TASK:
In the material below, find each line holding the string "switching" and copy it.

— Start RECORDS FOR THIS TASK —

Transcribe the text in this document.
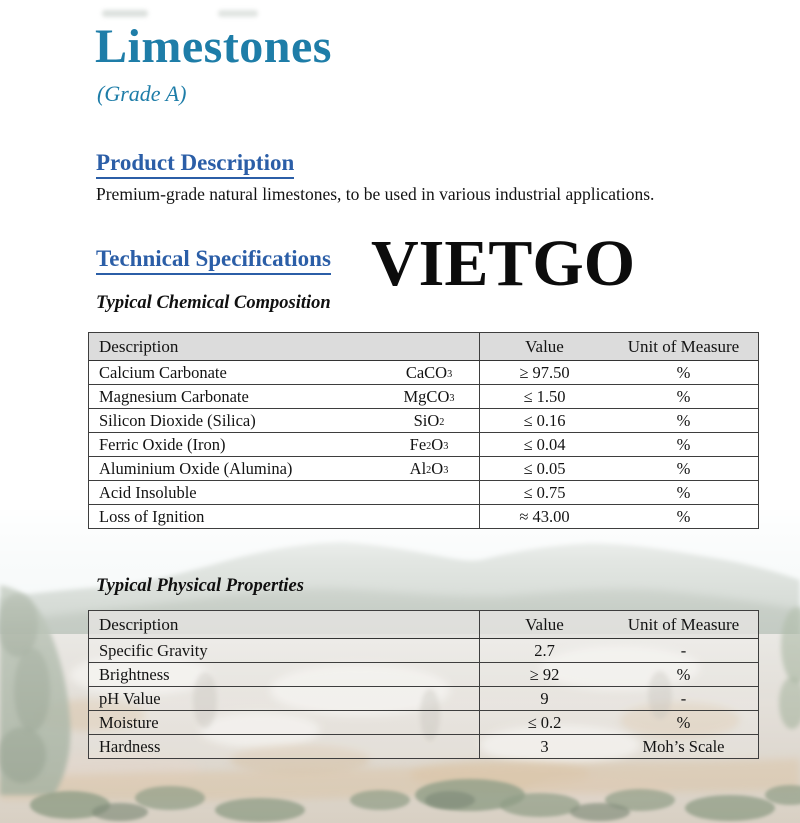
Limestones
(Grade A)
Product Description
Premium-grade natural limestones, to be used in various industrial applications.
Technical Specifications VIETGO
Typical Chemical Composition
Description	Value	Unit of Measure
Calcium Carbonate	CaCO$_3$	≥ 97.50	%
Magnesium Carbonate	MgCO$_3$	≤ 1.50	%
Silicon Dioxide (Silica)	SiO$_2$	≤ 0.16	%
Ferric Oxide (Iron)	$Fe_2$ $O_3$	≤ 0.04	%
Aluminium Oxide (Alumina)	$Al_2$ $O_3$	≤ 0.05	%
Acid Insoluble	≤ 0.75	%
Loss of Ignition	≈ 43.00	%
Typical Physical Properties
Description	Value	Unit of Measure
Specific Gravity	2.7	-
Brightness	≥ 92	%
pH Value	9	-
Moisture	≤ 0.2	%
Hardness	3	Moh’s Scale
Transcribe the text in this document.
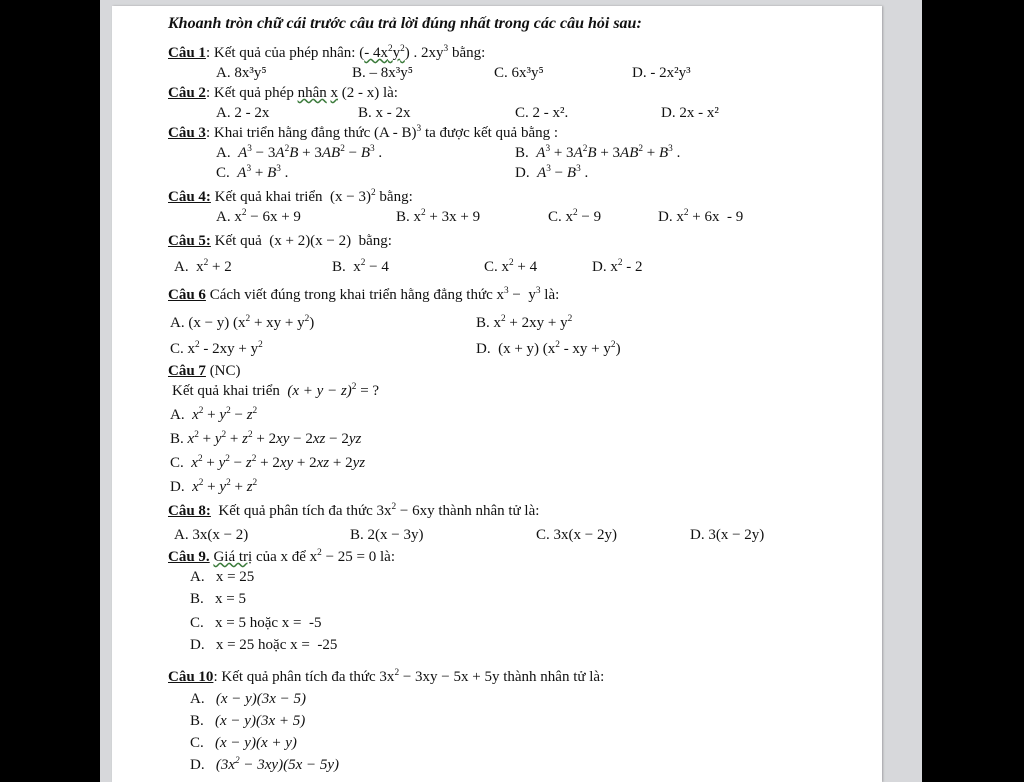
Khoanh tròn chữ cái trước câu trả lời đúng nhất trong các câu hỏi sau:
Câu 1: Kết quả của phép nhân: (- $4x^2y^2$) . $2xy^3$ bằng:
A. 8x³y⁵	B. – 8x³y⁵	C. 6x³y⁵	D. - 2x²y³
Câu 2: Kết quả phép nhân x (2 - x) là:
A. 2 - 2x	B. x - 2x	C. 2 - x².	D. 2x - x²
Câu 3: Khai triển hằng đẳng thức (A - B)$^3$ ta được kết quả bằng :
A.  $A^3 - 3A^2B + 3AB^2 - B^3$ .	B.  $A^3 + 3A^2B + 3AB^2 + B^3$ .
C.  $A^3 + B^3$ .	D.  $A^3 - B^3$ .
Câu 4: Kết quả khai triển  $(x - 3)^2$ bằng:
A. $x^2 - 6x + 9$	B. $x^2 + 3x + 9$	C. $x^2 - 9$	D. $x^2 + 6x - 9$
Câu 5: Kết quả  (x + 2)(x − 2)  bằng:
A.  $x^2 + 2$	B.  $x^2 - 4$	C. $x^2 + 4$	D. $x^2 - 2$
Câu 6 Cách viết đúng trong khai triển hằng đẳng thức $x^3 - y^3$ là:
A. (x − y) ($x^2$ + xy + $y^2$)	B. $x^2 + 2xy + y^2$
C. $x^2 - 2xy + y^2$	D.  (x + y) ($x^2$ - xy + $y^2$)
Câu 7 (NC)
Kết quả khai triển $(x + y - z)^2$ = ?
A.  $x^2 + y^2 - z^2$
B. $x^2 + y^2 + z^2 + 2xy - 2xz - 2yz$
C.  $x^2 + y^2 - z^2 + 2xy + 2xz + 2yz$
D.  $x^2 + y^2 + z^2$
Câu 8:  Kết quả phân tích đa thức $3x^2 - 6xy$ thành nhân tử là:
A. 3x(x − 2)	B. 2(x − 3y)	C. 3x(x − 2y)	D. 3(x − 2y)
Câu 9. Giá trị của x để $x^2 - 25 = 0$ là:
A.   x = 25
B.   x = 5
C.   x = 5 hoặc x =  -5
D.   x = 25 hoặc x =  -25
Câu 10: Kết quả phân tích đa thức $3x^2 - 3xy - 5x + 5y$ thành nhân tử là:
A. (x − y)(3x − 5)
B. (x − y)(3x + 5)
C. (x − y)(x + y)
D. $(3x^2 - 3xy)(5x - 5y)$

— End RECORDS FOR THIS TASK —
— Start RECORDS FOR THIS TASK —

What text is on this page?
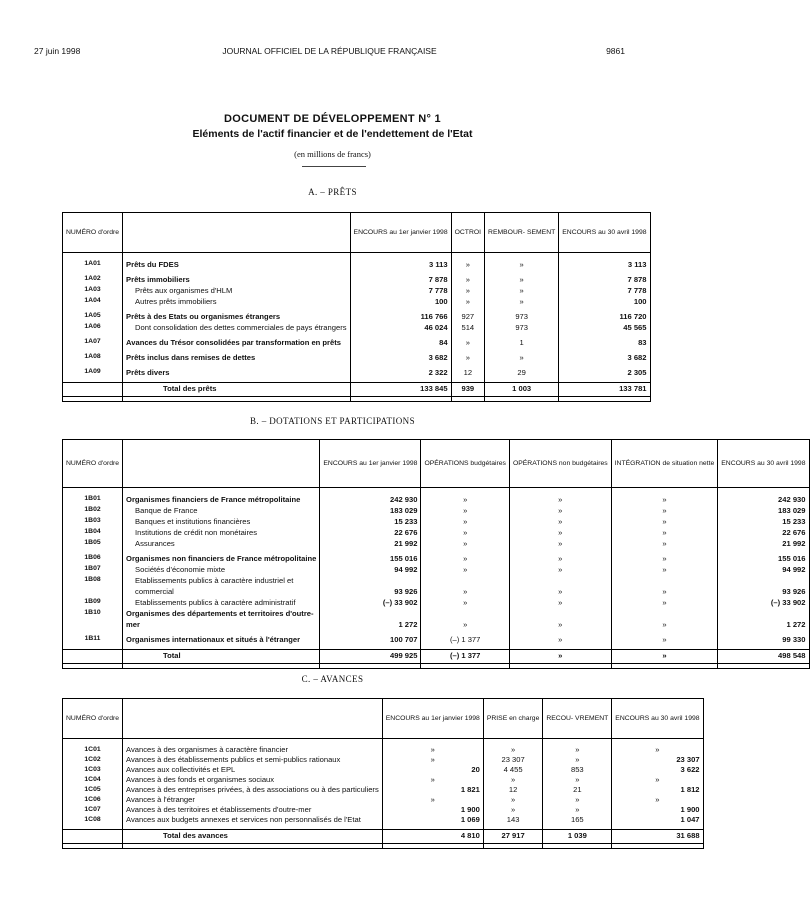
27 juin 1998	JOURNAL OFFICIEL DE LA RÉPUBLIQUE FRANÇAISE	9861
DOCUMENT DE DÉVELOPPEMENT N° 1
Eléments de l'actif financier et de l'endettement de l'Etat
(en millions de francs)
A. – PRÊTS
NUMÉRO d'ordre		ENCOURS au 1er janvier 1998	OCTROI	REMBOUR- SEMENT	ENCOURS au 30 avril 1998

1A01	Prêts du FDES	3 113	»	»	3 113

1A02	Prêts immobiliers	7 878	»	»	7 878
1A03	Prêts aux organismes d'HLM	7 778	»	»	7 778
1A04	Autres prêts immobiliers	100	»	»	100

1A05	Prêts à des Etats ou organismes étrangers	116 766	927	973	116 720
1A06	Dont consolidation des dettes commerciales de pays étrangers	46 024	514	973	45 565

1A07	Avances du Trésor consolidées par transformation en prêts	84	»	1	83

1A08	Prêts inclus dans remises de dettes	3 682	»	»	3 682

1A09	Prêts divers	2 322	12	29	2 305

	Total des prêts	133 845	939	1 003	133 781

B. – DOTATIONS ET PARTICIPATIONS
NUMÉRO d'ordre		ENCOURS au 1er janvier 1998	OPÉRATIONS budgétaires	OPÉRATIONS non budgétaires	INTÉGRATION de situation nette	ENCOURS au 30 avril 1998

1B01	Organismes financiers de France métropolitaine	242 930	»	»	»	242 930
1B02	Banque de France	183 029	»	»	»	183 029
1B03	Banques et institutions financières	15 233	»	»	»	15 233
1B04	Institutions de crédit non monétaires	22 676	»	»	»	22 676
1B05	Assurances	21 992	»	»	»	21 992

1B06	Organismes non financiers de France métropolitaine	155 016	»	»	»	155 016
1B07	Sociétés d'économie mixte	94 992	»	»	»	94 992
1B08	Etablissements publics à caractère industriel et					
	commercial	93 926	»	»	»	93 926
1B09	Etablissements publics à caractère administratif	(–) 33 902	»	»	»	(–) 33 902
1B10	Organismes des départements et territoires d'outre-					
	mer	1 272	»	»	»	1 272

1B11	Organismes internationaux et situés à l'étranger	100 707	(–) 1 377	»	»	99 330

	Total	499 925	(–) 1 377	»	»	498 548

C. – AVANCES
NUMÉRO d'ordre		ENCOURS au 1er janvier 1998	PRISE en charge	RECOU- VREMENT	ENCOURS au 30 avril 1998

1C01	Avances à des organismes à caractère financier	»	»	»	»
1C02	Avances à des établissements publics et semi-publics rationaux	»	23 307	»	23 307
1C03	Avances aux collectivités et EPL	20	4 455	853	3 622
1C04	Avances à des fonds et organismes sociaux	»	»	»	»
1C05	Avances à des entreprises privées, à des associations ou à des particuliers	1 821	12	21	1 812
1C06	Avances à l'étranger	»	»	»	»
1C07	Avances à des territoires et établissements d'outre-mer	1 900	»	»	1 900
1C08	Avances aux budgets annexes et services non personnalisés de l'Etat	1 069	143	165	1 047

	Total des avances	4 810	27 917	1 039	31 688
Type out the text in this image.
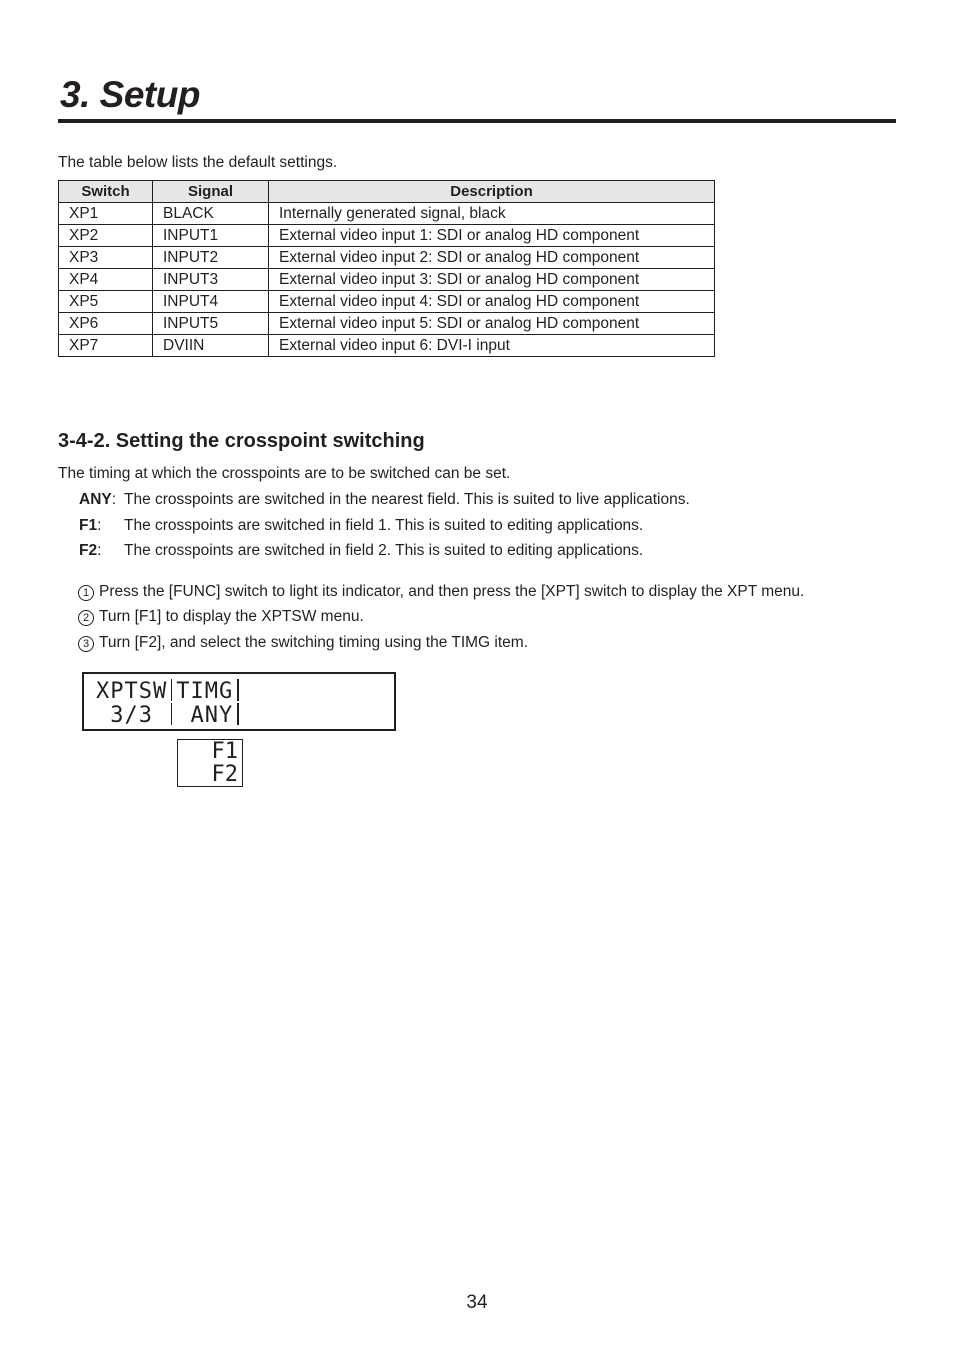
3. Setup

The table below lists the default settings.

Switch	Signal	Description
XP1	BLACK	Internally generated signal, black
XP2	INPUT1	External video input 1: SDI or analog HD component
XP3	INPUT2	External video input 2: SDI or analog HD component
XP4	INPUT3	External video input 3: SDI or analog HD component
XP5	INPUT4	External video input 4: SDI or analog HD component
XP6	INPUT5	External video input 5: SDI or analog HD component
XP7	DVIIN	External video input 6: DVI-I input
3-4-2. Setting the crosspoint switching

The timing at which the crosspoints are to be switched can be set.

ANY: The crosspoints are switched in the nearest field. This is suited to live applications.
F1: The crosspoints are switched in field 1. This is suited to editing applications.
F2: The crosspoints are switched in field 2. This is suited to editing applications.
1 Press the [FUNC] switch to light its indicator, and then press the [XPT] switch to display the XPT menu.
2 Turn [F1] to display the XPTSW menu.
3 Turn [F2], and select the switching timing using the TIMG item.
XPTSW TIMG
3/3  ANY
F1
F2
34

— End RECORDS FOR THIS TASK —

SOLUTION FOR THIS PROBLEM:
3-4-2. Setting the crosspoint switching
3 Turn [F2], and select the switching timing using the TIMG item.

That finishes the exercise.